→ **Problema proposto**
Redigite na íntegra, sem nenhuma alteração, o ensaio sobre Artes Integradas no CEU Jardim Paulistano.

→ **Texto para leitura**
++++++
Artes Integradas - CEU Jardim Paulistano
Ensaio
Magê
Blanques
CEU
Jardim Paulistano
abril
a novembro de 2014
Meu
primeiro ano de Vocacional: Artes Integradas. Meu interesse neste
lugar dentro do Vocacional tem diretamente a ver com minha
experiência anterior no PIA (Programa de Iniciação Artística),
programa irmão do Vocacional. A experiência com crianças neste
programa foi fundamental e define muito de minhas ações no
Vocacional. Pena que haja tão pouco diálogo entre os dois
programas, pois a separação adulto/criança para mim muitas vezes é
desnecessária e até mesmo artificial, e os dois programas teriam
muito a ganhar se houvesse algum tipo de relação entre eles.
No
que concerne ao tema Artes Integradas, o trabalho no PIA foi
definitivo: a criança muitas vezes sabe melhor que o adulto colocar
a arte em seu devido lugar. A arte tem lugar? O que é arte? Pra que
serve? Pouco importa a resposta para a criança, aliás a pergunta
nem se coloca. Importa a experiência, importa ser, colocar em
relação.
++++++
→ **Material fornecido**
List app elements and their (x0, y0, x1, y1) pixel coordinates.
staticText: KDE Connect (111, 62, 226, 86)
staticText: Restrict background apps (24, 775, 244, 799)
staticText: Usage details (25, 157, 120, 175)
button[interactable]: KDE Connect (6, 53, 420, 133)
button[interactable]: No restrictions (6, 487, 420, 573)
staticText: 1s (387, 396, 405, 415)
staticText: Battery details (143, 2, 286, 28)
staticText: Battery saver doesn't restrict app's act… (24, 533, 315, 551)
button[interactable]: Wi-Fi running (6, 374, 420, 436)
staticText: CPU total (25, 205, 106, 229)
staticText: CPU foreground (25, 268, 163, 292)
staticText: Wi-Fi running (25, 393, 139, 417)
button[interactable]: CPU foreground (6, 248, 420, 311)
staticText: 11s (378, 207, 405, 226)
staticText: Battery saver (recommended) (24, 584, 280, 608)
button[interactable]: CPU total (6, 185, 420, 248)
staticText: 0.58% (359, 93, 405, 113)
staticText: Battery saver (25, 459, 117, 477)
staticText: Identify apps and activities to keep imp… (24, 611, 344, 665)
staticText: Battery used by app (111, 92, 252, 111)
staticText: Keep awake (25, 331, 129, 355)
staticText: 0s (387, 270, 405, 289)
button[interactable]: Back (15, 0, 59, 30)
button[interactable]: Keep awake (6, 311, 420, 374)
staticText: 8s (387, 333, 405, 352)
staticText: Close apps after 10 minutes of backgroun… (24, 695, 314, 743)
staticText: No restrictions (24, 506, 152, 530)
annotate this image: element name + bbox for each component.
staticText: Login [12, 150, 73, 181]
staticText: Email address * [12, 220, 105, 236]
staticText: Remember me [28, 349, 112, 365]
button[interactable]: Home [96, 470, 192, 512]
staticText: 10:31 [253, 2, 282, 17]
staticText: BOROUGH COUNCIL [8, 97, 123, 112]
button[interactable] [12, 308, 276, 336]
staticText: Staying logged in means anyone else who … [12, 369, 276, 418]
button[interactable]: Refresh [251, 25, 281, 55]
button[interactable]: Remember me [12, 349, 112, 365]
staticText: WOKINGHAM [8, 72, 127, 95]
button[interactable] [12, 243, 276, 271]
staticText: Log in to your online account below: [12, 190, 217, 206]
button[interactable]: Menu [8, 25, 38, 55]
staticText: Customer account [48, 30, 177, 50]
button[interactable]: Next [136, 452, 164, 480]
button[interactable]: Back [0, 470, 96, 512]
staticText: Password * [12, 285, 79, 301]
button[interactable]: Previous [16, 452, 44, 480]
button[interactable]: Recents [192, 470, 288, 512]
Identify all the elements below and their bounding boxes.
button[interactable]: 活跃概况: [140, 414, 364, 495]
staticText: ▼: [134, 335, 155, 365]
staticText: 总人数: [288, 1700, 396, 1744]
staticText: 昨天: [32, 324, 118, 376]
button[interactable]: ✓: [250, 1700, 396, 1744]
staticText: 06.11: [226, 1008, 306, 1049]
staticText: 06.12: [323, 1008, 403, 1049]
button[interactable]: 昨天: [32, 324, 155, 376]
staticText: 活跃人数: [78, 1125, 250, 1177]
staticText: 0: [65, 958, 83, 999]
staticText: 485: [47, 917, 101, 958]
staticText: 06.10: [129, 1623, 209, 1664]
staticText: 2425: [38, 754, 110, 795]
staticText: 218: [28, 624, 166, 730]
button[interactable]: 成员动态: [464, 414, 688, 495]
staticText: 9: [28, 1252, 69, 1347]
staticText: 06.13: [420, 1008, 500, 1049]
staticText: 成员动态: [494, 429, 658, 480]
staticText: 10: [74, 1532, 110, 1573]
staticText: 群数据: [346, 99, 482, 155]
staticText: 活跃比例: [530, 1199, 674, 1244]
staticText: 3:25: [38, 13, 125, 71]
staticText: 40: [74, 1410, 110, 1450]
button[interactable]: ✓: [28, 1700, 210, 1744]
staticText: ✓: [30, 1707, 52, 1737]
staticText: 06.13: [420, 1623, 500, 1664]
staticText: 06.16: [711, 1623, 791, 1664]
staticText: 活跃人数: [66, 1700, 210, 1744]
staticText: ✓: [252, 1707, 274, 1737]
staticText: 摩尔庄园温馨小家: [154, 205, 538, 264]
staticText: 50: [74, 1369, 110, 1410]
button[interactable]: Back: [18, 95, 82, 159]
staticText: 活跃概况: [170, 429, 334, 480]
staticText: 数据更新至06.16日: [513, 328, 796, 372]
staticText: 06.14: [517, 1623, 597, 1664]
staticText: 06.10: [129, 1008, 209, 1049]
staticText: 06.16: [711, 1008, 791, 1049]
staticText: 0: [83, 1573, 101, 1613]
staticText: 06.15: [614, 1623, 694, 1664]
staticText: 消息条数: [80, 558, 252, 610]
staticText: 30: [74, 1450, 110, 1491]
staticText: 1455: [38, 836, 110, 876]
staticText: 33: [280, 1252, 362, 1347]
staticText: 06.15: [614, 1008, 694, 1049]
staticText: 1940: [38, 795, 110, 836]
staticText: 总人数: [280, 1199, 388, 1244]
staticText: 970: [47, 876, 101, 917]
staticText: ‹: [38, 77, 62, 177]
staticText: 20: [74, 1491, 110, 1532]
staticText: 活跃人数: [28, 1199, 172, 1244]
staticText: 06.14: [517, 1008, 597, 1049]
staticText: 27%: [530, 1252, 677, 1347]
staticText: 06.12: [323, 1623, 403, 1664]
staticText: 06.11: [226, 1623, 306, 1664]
++++++
→ **Resposta do exercício**
Artes Integradas - CEU Jardim Paulistano
Ensaio
Magê
Blanques
CEU
Jardim Paulistano
abril
a novembro de 2014
Meu
primeiro ano de Vocacional: Artes Integradas. Meu interesse neste
lugar dentro do Vocacional tem diretamente a ver com minha
experiência anterior no PIA (Programa de Iniciação Artística),
programa irmão do Vocacional. A experiência com crianças neste
programa foi fundamental e define muito de minhas ações no
Vocacional. Pena que haja tão pouco diálogo entre os dois
programas, pois a separação adulto/criança para mim muitas vezes é
desnecessária e até mesmo artificial, e os dois programas teriam
muito a ganhar se houvesse algum tipo de relação entre eles.
No
que concerne ao tema Artes Integradas, o trabalho no PIA foi
definitivo: a criança muitas vezes sabe melhor que o adulto colocar
a arte em seu devido lugar. A arte tem lugar? O que é arte? Pra que
serve? Pouco importa a resposta para a criança, aliás a pergunta
nem se coloca. Importa a experiência, importa ser, colocar em
relação.